**What is being asked**
Exactly as written, please set down all of the entries again, with no pictures.

[Items from a dataset]
☆ ☆ ☆ ☆ ☆
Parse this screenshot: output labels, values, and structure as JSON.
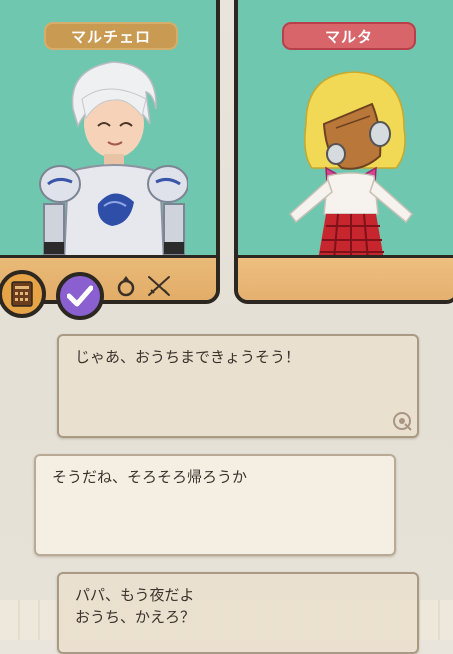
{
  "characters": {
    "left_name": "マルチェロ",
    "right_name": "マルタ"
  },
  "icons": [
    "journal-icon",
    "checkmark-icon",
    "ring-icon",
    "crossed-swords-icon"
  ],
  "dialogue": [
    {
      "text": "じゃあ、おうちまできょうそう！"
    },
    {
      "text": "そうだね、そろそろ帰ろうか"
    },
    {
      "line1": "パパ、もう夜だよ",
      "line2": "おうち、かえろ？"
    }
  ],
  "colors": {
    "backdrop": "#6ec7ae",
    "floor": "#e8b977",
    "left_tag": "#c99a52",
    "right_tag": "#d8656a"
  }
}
☆ ☆ ☆ ☆ ☆
**Correct result**
Parse this screenshot: output labels, values, and structure as JSON.
{
  "characters": {
    "left_name": "マルチェロ",
    "right_name": "マルタ"
  },
  "icons": [
    "journal-icon",
    "checkmark-icon",
    "ring-icon",
    "crossed-swords-icon"
  ],
  "dialogue": [
    {
      "text": "じゃあ、おうちまできょうそう！"
    },
    {
      "text": "そうだね、そろそろ帰ろうか"
    },
    {
      "line1": "パパ、もう夜だよ",
      "line2": "おうち、かえろ？"
    }
  ],
  "colors": {
    "backdrop": "#6ec7ae",
    "floor": "#e8b977",
    "left_tag": "#c99a52",
    "right_tag": "#d8656a"
  }
}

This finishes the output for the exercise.